── Data rows ──

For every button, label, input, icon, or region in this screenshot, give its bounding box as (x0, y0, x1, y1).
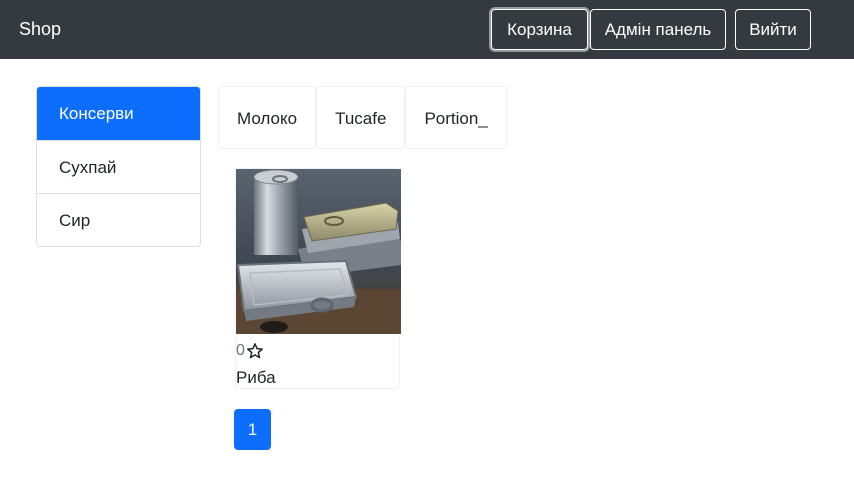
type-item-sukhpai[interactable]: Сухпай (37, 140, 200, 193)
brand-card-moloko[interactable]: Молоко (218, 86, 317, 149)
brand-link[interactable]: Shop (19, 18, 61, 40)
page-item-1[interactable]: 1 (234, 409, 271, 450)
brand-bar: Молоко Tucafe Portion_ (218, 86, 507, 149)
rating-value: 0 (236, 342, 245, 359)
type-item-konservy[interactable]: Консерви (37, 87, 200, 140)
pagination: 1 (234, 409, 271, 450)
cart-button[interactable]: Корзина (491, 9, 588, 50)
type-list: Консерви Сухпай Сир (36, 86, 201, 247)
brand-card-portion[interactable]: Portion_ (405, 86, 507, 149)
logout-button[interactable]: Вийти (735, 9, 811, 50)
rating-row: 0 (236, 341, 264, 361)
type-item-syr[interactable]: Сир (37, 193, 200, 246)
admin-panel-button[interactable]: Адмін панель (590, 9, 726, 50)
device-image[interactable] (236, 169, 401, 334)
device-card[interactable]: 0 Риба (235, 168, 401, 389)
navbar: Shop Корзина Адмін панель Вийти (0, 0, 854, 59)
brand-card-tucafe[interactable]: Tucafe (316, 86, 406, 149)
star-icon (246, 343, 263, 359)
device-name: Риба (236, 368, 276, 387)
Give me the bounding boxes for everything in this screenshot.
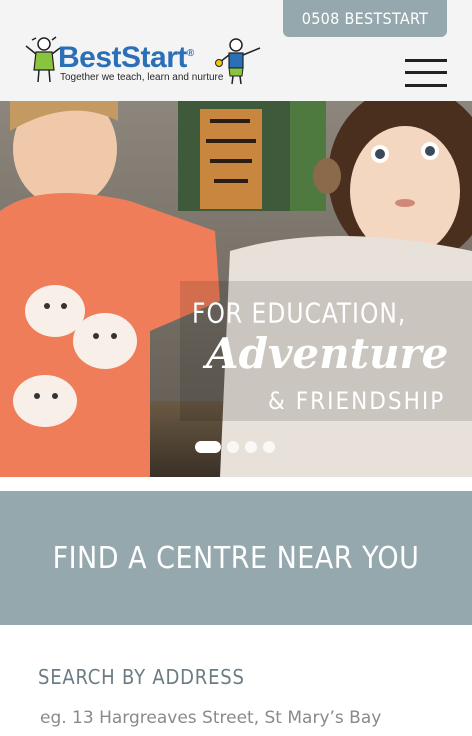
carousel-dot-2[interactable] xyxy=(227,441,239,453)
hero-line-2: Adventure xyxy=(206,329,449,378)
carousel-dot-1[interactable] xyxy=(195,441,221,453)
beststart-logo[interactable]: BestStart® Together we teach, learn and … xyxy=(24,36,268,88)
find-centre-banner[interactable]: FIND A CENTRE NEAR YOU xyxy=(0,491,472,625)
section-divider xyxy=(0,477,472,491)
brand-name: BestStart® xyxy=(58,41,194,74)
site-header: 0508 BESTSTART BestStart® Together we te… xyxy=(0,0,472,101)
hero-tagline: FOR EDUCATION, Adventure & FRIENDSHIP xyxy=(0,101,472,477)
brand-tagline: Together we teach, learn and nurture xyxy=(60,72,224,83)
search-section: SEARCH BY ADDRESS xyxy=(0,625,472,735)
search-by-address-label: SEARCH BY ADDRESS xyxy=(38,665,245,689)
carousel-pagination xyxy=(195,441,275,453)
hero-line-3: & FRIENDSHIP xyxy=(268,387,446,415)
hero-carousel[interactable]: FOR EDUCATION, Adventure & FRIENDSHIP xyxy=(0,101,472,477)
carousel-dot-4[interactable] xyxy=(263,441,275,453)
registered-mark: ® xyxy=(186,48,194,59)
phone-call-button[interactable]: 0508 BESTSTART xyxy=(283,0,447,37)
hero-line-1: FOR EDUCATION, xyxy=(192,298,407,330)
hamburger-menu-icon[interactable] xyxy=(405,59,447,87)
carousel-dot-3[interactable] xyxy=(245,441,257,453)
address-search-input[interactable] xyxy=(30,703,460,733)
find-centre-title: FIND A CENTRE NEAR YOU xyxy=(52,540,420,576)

───

• **Stated goal**:
Rewrite the lines above, changing every "hero-line" to "banner-line" and keeping everything else the same. Leave out the pictures.

• **Task output**:
For every button, label, input, icon, or region in this screenshot, give its bounding box as (x0, y0, x1, y1).
type-item-sukhpai[interactable]: Сухпай (37, 140, 200, 193)
brand-card-moloko[interactable]: Молоко (218, 86, 317, 149)
brand-link[interactable]: Shop (19, 18, 61, 40)
page-item-1[interactable]: 1 (234, 409, 271, 450)
brand-bar: Молоко Tucafe Portion_ (218, 86, 507, 149)
rating-value: 0 (236, 342, 245, 359)
type-item-konservy[interactable]: Консерви (37, 87, 200, 140)
pagination: 1 (234, 409, 271, 450)
cart-button[interactable]: Корзина (491, 9, 588, 50)
type-list: Консерви Сухпай Сир (36, 86, 201, 247)
brand-card-portion[interactable]: Portion_ (405, 86, 507, 149)
logout-button[interactable]: Вийти (735, 9, 811, 50)
rating-row: 0 (236, 341, 264, 361)
type-item-syr[interactable]: Сир (37, 193, 200, 246)
admin-panel-button[interactable]: Адмін панель (590, 9, 726, 50)
device-image[interactable] (236, 169, 401, 334)
device-card[interactable]: 0 Риба (235, 168, 401, 389)
navbar: Shop Корзина Адмін панель Вийти (0, 0, 854, 59)
brand-card-tucafe[interactable]: Tucafe (316, 86, 406, 149)
star-icon (246, 343, 263, 359)
device-name: Риба (236, 368, 276, 387)
Give me the bounding boxes for everything in this screenshot.
carousel-dot-2[interactable] xyxy=(227,441,239,453)
banner-line-2: Adventure xyxy=(206,329,449,378)
carousel-dot-1[interactable] xyxy=(195,441,221,453)
beststart-logo[interactable]: BestStart® Together we teach, learn and … xyxy=(24,36,268,88)
find-centre-banner[interactable]: FIND A CENTRE NEAR YOU xyxy=(0,491,472,625)
section-divider xyxy=(0,477,472,491)
brand-name: BestStart® xyxy=(58,41,194,74)
site-header: 0508 BESTSTART BestStart® Together we te… xyxy=(0,0,472,101)
hero-tagline: FOR EDUCATION, Adventure & FRIENDSHIP xyxy=(0,101,472,477)
brand-tagline: Together we teach, learn and nurture xyxy=(60,72,224,83)
search-section: SEARCH BY ADDRESS xyxy=(0,625,472,735)
search-by-address-label: SEARCH BY ADDRESS xyxy=(38,665,245,689)
carousel-pagination xyxy=(195,441,275,453)
banner-line-3: & FRIENDSHIP xyxy=(268,387,446,415)
hero-carousel[interactable]: FOR EDUCATION, Adventure & FRIENDSHIP xyxy=(0,101,472,477)
carousel-dot-4[interactable] xyxy=(263,441,275,453)
registered-mark: ® xyxy=(186,48,194,59)
phone-call-button[interactable]: 0508 BESTSTART xyxy=(283,0,447,37)
banner-line-1: FOR EDUCATION, xyxy=(192,298,407,330)
hamburger-menu-icon[interactable] xyxy=(405,59,447,87)
carousel-dot-3[interactable] xyxy=(245,441,257,453)
address-search-input[interactable] xyxy=(30,703,460,733)
find-centre-title: FIND A CENTRE NEAR YOU xyxy=(52,540,420,576)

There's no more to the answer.